> **What to work on**: Go line by line through the entries and show those that hold the string "dismutase".

> **Data for analysis**:
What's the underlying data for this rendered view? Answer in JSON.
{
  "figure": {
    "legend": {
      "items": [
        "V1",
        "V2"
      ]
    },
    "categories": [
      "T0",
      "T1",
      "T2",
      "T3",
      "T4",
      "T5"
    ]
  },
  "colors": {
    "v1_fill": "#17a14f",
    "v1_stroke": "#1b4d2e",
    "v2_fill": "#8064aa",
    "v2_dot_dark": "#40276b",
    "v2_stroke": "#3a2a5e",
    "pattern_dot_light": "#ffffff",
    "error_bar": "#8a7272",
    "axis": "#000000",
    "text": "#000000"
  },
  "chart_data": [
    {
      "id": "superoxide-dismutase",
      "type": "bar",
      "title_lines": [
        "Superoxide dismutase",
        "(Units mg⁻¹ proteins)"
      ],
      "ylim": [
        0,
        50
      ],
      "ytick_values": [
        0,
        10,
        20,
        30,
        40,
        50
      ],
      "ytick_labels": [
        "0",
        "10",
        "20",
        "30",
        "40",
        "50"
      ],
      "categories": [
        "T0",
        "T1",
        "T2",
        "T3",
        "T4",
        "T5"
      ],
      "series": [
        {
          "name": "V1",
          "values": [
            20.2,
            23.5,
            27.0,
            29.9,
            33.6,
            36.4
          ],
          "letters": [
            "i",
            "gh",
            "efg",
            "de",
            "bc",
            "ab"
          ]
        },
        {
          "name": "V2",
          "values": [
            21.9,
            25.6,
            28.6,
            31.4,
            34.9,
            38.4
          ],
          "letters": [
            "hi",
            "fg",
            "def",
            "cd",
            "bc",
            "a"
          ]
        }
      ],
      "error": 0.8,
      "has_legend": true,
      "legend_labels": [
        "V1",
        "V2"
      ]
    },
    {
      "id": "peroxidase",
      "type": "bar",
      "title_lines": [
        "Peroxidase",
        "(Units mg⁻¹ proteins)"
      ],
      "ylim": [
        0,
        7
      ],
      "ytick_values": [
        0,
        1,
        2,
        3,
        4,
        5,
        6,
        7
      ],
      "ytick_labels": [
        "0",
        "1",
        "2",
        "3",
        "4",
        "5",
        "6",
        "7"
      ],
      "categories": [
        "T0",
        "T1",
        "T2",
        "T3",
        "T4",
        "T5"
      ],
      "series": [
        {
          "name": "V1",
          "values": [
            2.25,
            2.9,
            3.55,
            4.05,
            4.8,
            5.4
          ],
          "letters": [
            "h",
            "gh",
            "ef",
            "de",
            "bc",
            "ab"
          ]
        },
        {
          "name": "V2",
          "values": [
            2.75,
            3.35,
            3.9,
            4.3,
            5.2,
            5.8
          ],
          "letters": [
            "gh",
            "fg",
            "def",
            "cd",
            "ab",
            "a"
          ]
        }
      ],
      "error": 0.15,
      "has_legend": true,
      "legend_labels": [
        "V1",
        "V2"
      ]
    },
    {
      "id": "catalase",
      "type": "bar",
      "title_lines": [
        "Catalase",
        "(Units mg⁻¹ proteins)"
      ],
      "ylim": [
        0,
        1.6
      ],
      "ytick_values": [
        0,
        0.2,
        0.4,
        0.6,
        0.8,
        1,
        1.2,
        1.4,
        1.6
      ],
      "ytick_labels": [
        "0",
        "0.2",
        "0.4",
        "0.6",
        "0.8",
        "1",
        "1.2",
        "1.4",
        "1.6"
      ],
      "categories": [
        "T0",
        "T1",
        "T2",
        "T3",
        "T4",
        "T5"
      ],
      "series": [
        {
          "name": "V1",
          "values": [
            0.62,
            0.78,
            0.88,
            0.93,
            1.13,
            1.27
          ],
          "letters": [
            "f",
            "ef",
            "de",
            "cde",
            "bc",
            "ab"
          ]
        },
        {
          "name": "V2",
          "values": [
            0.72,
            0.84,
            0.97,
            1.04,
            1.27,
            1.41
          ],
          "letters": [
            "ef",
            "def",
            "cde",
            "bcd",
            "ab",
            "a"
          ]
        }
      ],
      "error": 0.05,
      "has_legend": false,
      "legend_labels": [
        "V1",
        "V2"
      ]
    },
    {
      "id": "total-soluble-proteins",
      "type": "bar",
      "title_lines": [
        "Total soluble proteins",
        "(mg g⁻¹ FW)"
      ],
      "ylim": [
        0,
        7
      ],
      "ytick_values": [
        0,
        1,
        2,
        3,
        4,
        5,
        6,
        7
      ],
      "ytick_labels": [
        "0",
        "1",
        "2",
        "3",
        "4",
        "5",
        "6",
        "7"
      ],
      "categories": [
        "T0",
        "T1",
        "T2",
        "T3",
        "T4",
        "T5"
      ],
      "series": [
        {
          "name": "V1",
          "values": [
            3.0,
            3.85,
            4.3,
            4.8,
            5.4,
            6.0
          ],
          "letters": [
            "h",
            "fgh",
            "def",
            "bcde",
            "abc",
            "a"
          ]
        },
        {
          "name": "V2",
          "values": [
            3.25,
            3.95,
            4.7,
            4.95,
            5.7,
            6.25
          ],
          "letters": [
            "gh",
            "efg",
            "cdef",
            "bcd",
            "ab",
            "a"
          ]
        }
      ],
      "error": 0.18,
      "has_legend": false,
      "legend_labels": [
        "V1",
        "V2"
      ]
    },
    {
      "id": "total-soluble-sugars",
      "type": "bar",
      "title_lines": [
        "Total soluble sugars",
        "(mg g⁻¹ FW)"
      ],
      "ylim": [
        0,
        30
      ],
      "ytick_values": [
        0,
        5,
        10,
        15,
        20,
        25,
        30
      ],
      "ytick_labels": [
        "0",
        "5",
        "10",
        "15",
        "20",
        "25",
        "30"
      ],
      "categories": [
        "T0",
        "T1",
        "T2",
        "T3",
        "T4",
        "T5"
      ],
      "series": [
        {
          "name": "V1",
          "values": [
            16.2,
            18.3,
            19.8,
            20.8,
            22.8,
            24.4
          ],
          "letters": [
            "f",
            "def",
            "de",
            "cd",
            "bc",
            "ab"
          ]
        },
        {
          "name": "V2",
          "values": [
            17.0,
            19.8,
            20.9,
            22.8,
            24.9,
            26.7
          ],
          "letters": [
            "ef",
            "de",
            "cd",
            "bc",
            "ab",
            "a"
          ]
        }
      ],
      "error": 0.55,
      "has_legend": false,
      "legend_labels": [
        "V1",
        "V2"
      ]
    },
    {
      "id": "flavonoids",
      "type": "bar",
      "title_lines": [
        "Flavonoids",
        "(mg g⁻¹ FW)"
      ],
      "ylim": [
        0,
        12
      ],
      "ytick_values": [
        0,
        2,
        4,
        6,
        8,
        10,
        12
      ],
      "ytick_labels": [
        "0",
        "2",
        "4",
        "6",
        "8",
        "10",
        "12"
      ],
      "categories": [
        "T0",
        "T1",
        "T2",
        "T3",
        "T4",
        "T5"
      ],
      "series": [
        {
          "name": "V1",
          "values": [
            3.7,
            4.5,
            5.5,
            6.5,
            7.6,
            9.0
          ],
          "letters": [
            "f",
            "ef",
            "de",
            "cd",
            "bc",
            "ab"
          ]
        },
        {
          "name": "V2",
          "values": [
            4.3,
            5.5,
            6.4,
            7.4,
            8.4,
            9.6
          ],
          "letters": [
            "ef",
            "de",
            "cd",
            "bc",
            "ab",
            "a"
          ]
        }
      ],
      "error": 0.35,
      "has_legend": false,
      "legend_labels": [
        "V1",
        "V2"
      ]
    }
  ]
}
* * *
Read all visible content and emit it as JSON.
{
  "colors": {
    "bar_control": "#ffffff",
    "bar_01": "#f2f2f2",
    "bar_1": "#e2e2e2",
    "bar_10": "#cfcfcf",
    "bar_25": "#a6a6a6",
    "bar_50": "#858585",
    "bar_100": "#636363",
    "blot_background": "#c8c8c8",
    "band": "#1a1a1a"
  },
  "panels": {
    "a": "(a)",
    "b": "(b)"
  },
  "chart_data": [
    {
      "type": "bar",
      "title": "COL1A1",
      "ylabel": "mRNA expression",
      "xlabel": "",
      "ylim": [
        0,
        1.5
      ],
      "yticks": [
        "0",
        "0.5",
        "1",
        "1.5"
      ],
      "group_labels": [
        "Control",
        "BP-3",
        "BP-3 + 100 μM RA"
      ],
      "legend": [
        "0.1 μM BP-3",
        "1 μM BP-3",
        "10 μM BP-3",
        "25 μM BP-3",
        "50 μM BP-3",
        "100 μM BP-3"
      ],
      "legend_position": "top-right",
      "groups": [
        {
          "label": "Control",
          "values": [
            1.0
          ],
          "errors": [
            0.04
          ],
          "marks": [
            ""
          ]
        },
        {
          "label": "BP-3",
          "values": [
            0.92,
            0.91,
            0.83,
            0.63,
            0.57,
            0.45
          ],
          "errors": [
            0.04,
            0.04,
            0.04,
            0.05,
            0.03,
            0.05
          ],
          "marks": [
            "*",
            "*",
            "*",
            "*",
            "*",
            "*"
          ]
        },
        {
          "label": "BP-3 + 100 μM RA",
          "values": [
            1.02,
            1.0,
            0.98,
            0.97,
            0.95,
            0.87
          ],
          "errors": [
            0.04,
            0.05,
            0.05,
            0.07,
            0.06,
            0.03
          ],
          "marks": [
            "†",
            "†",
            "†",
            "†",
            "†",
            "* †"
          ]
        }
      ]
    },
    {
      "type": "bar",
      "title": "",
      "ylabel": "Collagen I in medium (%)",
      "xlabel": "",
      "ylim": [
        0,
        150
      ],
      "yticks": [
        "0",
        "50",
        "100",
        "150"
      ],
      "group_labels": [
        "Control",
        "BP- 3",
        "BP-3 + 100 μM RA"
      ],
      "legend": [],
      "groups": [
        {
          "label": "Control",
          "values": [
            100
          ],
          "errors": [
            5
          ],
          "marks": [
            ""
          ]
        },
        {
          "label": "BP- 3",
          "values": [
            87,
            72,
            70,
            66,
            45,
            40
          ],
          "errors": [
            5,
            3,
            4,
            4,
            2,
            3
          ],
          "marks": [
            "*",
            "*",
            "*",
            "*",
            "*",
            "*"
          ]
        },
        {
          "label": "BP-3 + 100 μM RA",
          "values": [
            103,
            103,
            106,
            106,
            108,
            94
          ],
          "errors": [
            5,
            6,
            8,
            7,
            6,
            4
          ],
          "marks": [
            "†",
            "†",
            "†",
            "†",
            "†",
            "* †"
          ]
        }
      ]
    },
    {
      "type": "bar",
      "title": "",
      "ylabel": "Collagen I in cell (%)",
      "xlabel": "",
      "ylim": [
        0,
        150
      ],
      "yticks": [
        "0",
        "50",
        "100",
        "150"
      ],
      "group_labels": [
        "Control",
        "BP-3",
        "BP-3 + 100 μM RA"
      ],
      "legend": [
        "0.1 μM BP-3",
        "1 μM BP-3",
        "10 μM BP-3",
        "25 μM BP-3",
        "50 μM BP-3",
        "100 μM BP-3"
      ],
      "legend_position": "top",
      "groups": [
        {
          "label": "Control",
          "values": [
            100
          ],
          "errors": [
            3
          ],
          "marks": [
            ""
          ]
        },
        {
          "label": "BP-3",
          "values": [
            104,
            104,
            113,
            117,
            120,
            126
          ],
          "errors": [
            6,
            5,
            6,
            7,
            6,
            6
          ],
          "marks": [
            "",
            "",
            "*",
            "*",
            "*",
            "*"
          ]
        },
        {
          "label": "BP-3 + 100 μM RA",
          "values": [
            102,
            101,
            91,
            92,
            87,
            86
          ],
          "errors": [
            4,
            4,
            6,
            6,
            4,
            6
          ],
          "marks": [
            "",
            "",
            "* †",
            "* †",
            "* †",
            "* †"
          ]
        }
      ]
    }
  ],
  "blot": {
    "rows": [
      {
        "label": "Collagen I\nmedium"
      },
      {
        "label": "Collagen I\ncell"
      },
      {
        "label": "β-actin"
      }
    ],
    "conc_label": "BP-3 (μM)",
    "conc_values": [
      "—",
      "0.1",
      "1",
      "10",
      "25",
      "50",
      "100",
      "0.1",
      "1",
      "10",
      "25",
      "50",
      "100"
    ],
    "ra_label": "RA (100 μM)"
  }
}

> **Finished exercise**:
      "id": "superoxide-dismutase",
        "Superoxide dismutase",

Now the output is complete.